Objective
According to the weekly update below, how much did the S&P 500 Index fall last week?

Page excerpt
+---+

Weekly Update
So far minimal damage to stocks from government shutdown
The partial government shutdown that began last Tuesday has had little impact on stocks so far. The Dow Jones Industrials Average, which represents 30-large companies, fell 1.2% last week. But the broader S&P 500 Index, made up of 500 larger firms, fell a scant 1.25 points to 1690.50, or just 0.1% last week.
Historically, stocks have done a fairly decent job weathering any storms clouds blown in by the uncertainty that surrounds a cessation of non-essential government services. This week we wanted to break down each of the 17 government shutdowns since 1976 and highlight the performance of the S&P 500 Index during the closure as well has how the index behaved one-year later.
As you can see from the chart below, the uncertainty generated by lengthier closures had a more pronounced impact, but nothing that might be considered extraordinary. The most recent shutdown in the mid-1990s (technically two events) saw the market rise, while a 4.4% decline registered in 1979 was the weakest showing. In most cases, stocks performed admirably within one year. One cautionary note: an extended government shutdown could create a temporary but modest drag on a recovery that has been weak by historical standards.

+---+

Raw records
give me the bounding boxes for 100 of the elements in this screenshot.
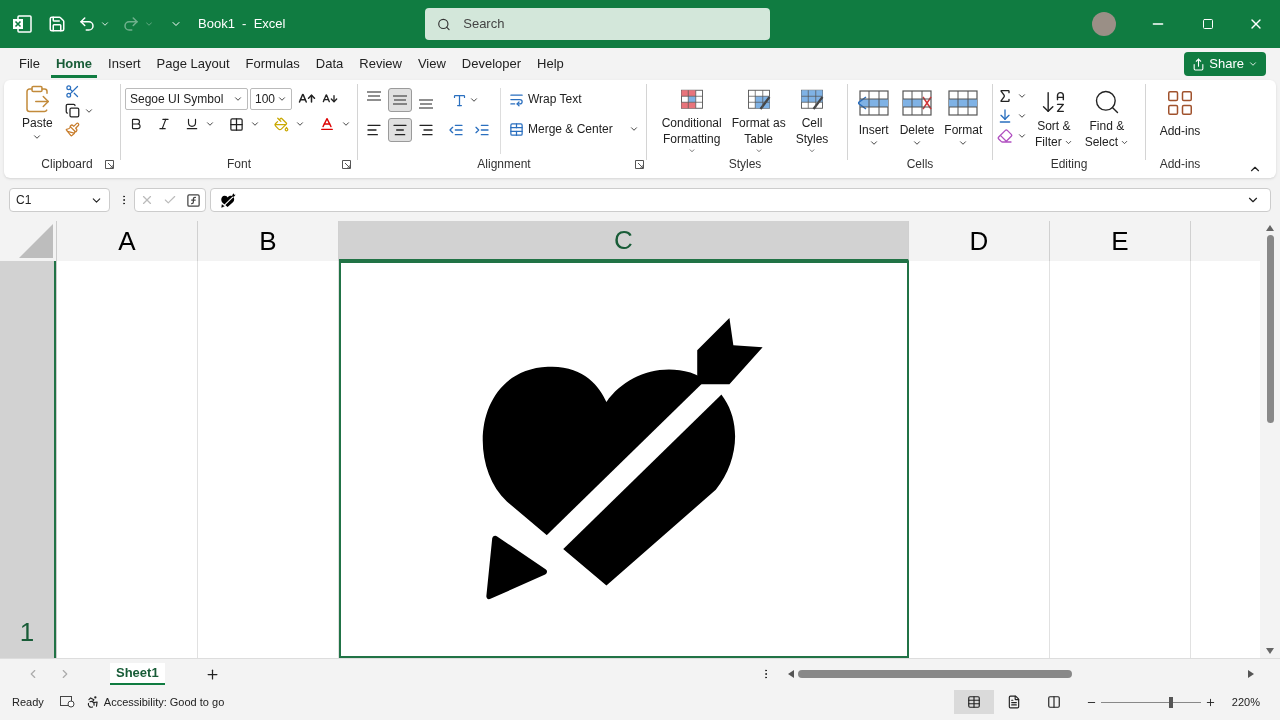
column-header[interactable]: A: [57, 221, 198, 261]
undo-icon[interactable]: [78, 15, 96, 33]
ribbon-tab[interactable]: Review: [354, 49, 407, 79]
caret-icon: [233, 94, 243, 104]
underline-icon[interactable]: [185, 117, 199, 131]
zoom-in-icon[interactable]: [1204, 696, 1216, 708]
caret-icon[interactable]: [295, 119, 305, 129]
status-text: Ready: [12, 694, 44, 710]
align-left-icon: [366, 122, 382, 138]
ribbon-tab[interactable]: Data: [310, 49, 349, 79]
launcher-icon[interactable]: [105, 160, 114, 169]
increase-indent-icon[interactable]: [474, 122, 490, 138]
launcher-icon[interactable]: [342, 160, 351, 169]
styles-button[interactable]: Format as Table: [727, 84, 790, 154]
borders-icon[interactable]: [229, 116, 244, 132]
orientation-icon[interactable]: [452, 92, 467, 108]
ribbon-tab[interactable]: Developer: [456, 49, 527, 79]
caret-icon: [1248, 59, 1258, 69]
ribbon-tab[interactable]: Insert: [103, 49, 146, 79]
spreadsheet-app-icon: [12, 14, 32, 34]
ribbon-tab[interactable]: Help: [532, 49, 569, 79]
search-input[interactable]: Search: [463, 14, 759, 34]
scroll-thumb[interactable]: [798, 670, 1072, 678]
launcher-icon[interactable]: [635, 160, 644, 169]
decrease-indent-icon[interactable]: [448, 122, 464, 138]
merge-center-button[interactable]: Merge & Center: [509, 118, 639, 140]
copy-icon[interactable]: [64, 103, 80, 118]
search-icon: [437, 16, 452, 32]
align-top-icon: [367, 91, 381, 101]
fill-icon[interactable]: [997, 108, 1013, 124]
layout-view-icon: [1006, 695, 1021, 709]
insert-function-icon[interactable]: [185, 192, 201, 208]
font-name-dropdown[interactable]: Segoe UI Symbol: [125, 88, 248, 110]
cells-button[interactable]: Delete: [895, 84, 939, 154]
formula-field[interactable]: [210, 188, 1271, 212]
zoom-level[interactable]: 220%: [1231, 693, 1260, 711]
scroll-right-icon: [1248, 670, 1254, 678]
caret-icon[interactable]: [250, 119, 260, 129]
caret-icon[interactable]: [205, 119, 215, 129]
find-select-button[interactable]: Find & Select: [1080, 84, 1134, 154]
bold-icon[interactable]: [129, 117, 143, 131]
italic-icon[interactable]: [157, 117, 171, 131]
ribbon-tab[interactable]: View: [412, 49, 451, 79]
wrap-text-button[interactable]: Wrap Text: [509, 88, 639, 110]
vertical-scrollbar[interactable]: [1260, 221, 1280, 658]
cells-button[interactable]: Insert: [853, 84, 894, 154]
share-button[interactable]: Share: [1184, 52, 1266, 76]
view-button[interactable]: [953, 690, 994, 714]
name-box[interactable]: C1: [9, 188, 110, 212]
styles-button[interactable]: Cell Styles: [791, 84, 833, 154]
triangle-icon: [19, 224, 53, 258]
merge-icon: [509, 121, 524, 137]
save-icon[interactable]: [48, 15, 66, 33]
caret-icon[interactable]: [341, 119, 351, 129]
scroll-thumb[interactable]: [1266, 235, 1274, 423]
delete-icon: [901, 88, 933, 118]
cells-button[interactable]: Format: [940, 84, 987, 154]
normal-view-icon: [966, 695, 981, 709]
column-header[interactable]: D: [909, 221, 1050, 261]
group-label: Styles: [728, 156, 762, 173]
paste-button[interactable]: Paste: [18, 84, 57, 154]
group-label: Alignment: [477, 156, 531, 173]
sum-icon[interactable]: [997, 88, 1013, 104]
scroll-left-icon: [788, 670, 794, 678]
horizontal-scrollbar[interactable]: [788, 667, 1254, 681]
font-color-icon[interactable]: [319, 116, 335, 132]
group-label: Editing: [1050, 156, 1088, 173]
sheet-tab[interactable]: Sheet1: [110, 663, 165, 685]
caret-icon[interactable]: [469, 95, 479, 105]
column-header[interactable]: C: [339, 221, 909, 261]
align-button[interactable]: [388, 118, 412, 142]
eraser-icon[interactable]: [997, 128, 1013, 144]
macro-record-icon[interactable]: [59, 696, 75, 708]
fill-color-icon[interactable]: [274, 116, 289, 132]
caret-icon: [628, 124, 639, 134]
accessibility-status[interactable]: Accessibility: Good to go: [103, 693, 225, 711]
column-header[interactable]: E: [1050, 221, 1191, 261]
row-header[interactable]: 1: [0, 261, 56, 658]
align-middle-icon: [393, 95, 407, 105]
zoom-slider-thumb[interactable]: [1168, 696, 1173, 708]
heart-arrow-icon: [221, 192, 236, 208]
add-sheet-icon[interactable]: [204, 666, 220, 682]
insert-icon: [857, 88, 890, 118]
cut-icon[interactable]: [64, 84, 80, 99]
scroll-up-icon: [1266, 225, 1274, 231]
group-label: Clipboard: [41, 156, 93, 173]
maximize-icon[interactable]: [1202, 18, 1214, 30]
styles-button[interactable]: Conditional Formatting: [657, 84, 726, 154]
sort-filter-button[interactable]: Sort & Filter: [1031, 84, 1077, 154]
ribbon-tab[interactable]: Page Layout: [151, 49, 235, 79]
ribbon-tab[interactable]: Formulas: [240, 49, 305, 79]
caret-icon: [868, 138, 879, 148]
ribbon-tab[interactable]: File: [14, 49, 45, 79]
add-ins-button[interactable]: Add-ins: [1159, 84, 1201, 154]
search-field[interactable]: Search: [425, 8, 771, 40]
cell[interactable]: [339, 261, 909, 658]
share-icon: [1192, 57, 1206, 71]
accessibility-icon[interactable]: [85, 695, 100, 709]
caret-icon[interactable]: [100, 19, 110, 29]
font-size-dropdown[interactable]: 100: [250, 88, 292, 110]
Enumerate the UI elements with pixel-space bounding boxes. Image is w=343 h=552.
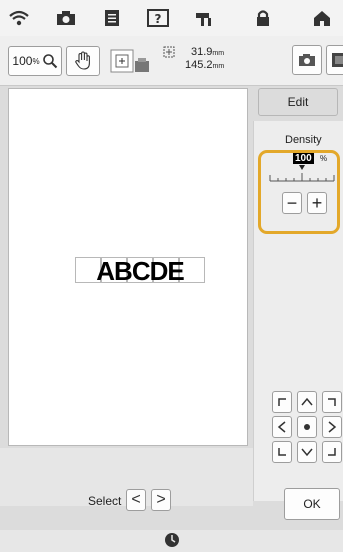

+---+

Result
It fell 1.25 points to 1690.50, or 0.1%.